__Exercise__: Give the listing below again in full, exactly as written.

__Stored data__:
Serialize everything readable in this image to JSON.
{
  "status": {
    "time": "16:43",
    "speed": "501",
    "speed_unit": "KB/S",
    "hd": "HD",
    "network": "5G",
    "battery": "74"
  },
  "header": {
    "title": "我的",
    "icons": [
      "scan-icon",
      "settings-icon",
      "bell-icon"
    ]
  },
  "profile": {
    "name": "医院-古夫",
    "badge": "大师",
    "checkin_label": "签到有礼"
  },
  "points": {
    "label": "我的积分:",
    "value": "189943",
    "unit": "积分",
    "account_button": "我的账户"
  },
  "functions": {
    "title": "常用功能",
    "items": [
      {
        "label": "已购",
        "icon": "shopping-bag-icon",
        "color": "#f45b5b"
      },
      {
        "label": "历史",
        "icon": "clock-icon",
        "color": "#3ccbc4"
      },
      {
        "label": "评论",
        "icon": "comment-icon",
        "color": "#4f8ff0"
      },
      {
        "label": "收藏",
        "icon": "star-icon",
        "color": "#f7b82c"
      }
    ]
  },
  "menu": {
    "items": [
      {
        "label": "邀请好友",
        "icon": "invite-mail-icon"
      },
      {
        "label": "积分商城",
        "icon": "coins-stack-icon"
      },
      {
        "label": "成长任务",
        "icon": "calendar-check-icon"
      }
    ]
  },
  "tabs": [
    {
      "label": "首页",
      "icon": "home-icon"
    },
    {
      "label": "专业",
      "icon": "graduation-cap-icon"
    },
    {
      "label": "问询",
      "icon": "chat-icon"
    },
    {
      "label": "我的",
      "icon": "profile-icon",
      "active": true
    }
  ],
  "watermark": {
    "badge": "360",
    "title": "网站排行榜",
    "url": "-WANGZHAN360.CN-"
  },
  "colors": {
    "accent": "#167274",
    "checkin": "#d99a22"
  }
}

__Answer to the task__:
Serialize everything readable in this image to JSON.
{
  "status": {
    "time": "16:43",
    "speed": "501",
    "speed_unit": "KB/S",
    "hd": "HD",
    "network": "5G",
    "battery": "74"
  },
  "header": {
    "title": "我的",
    "icons": [
      "scan-icon",
      "settings-icon",
      "bell-icon"
    ]
  },
  "profile": {
    "name": "医院-古夫",
    "badge": "大师",
    "checkin_label": "签到有礼"
  },
  "points": {
    "label": "我的积分:",
    "value": "189943",
    "unit": "积分",
    "account_button": "我的账户"
  },
  "functions": {
    "title": "常用功能",
    "items": [
      {
        "label": "已购",
        "icon": "shopping-bag-icon",
        "color": "#f45b5b"
      },
      {
        "label": "历史",
        "icon": "clock-icon",
        "color": "#3ccbc4"
      },
      {
        "label": "评论",
        "icon": "comment-icon",
        "color": "#4f8ff0"
      },
      {
        "label": "收藏",
        "icon": "star-icon",
        "color": "#f7b82c"
      }
    ]
  },
  "menu": {
    "items": [
      {
        "label": "邀请好友",
        "icon": "invite-mail-icon"
      },
      {
        "label": "积分商城",
        "icon": "coins-stack-icon"
      },
      {
        "label": "成长任务",
        "icon": "calendar-check-icon"
      }
    ]
  },
  "tabs": [
    {
      "label": "首页",
      "icon": "home-icon"
    },
    {
      "label": "专业",
      "icon": "graduation-cap-icon"
    },
    {
      "label": "问询",
      "icon": "chat-icon"
    },
    {
      "label": "我的",
      "icon": "profile-icon",
      "active": true
    }
  ],
  "watermark": {
    "badge": "360",
    "title": "网站排行榜",
    "url": "-WANGZHAN360.CN-"
  },
  "colors": {
    "accent": "#167274",
    "checkin": "#d99a22"
  }
}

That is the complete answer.